→ GIVEN REQUEST
Transcribe the lines exactly, beginning with the one that contains "OCR this image." and ending with the final line of the records. Do not transcribe pictures.

-- Start DATA TO PROCESS --

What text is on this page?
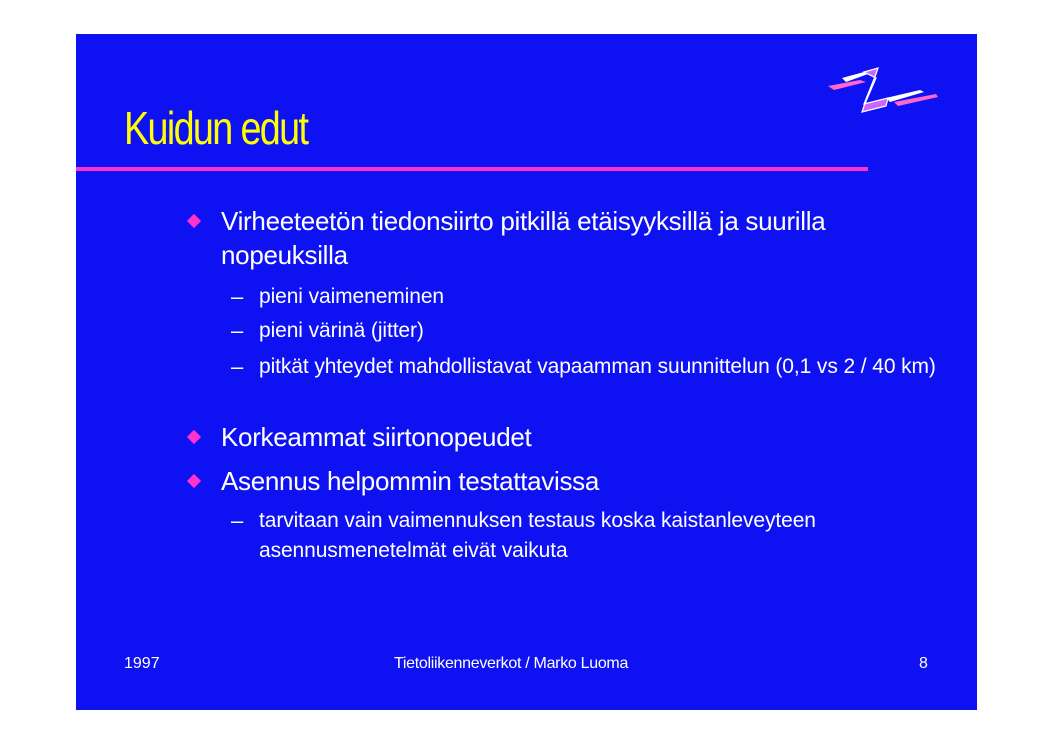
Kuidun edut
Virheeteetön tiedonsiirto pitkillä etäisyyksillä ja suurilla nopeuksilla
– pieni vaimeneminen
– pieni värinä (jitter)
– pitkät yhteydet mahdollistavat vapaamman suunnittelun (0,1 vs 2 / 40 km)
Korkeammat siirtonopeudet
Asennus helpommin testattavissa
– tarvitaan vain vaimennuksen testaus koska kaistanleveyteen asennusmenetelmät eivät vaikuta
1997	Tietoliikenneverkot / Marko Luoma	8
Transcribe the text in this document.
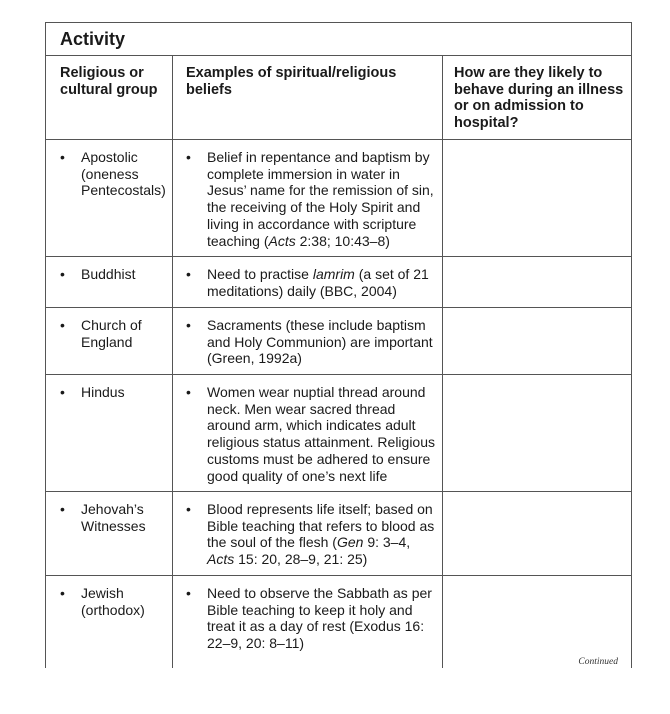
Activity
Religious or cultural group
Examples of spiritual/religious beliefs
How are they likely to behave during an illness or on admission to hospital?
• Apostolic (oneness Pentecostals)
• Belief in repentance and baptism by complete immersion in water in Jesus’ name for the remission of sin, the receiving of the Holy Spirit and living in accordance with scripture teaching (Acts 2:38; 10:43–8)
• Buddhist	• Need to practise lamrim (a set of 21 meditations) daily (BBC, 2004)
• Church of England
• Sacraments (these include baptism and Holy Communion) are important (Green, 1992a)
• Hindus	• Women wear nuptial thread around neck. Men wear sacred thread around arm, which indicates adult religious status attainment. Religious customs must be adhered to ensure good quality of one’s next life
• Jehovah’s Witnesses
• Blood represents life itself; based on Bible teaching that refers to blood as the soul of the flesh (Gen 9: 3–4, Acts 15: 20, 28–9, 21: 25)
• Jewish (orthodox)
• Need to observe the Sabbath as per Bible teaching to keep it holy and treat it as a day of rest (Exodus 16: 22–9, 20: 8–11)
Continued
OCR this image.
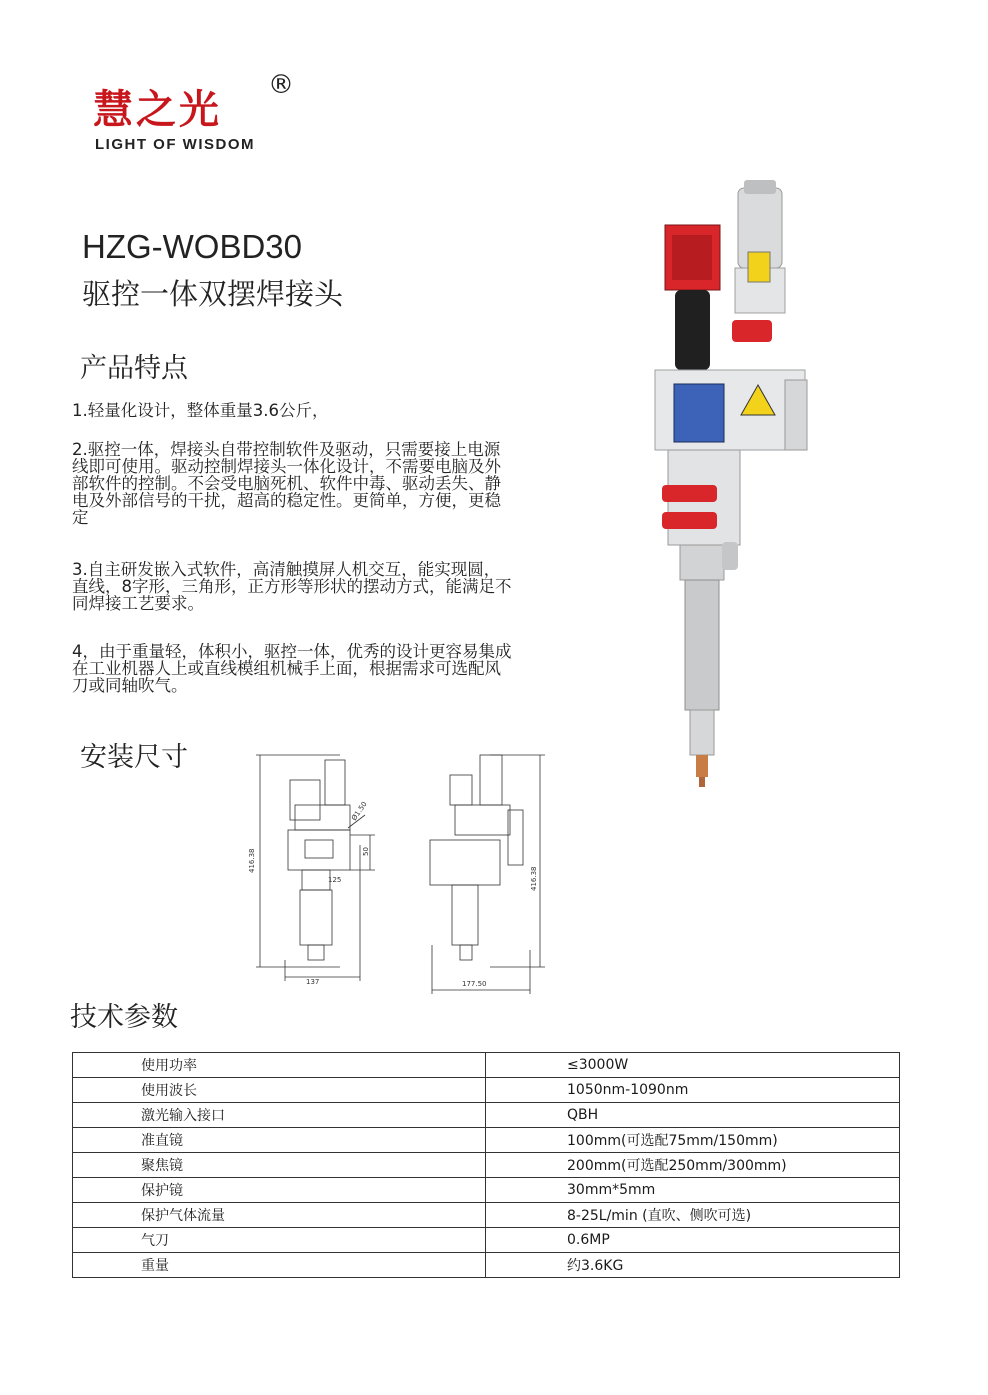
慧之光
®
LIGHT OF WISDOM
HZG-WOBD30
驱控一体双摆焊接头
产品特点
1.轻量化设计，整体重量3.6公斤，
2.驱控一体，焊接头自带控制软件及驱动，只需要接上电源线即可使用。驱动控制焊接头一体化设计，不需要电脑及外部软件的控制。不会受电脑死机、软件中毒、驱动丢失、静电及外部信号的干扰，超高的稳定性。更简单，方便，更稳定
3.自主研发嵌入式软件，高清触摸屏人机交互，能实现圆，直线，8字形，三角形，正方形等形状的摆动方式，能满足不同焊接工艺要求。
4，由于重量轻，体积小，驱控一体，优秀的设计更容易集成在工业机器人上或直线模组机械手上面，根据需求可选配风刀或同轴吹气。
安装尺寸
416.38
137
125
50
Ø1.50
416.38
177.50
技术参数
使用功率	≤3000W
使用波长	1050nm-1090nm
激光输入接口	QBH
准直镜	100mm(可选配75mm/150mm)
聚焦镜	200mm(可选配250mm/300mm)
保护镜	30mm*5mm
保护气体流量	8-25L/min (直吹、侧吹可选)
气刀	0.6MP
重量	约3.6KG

-- End DATA TO PROCESS --

→ COMPLETED TASK
OCR this image.
慧之光
®
LIGHT OF WISDOM
HZG-WOBD30
驱控一体双摆焊接头
产品特点
1.轻量化设计，整体重量3.6公斤，
2.驱控一体，焊接头自带控制软件及驱动，只需要接上电源线即可使用。驱动控制焊接头一体化设计，不需要电脑及外部软件的控制。不会受电脑死机、软件中毒、驱动丢失、静电及外部信号的干扰，超高的稳定性。更简单，方便，更稳定
3.自主研发嵌入式软件，高清触摸屏人机交互，能实现圆，直线，8字形，三角形，正方形等形状的摆动方式，能满足不同焊接工艺要求。
4，由于重量轻，体积小，驱控一体，优秀的设计更容易集成在工业机器人上或直线模组机械手上面，根据需求可选配风刀或同轴吹气。
安装尺寸
416.38
137
125
50
Ø1.50
416.38
177.50
技术参数
使用功率	≤3000W
使用波长	1050nm-1090nm
激光输入接口	QBH
准直镜	100mm(可选配75mm/150mm)
聚焦镜	200mm(可选配250mm/300mm)
保护镜	30mm*5mm
保护气体流量	8-25L/min (直吹、侧吹可选)
气刀	0.6MP
重量	约3.6KG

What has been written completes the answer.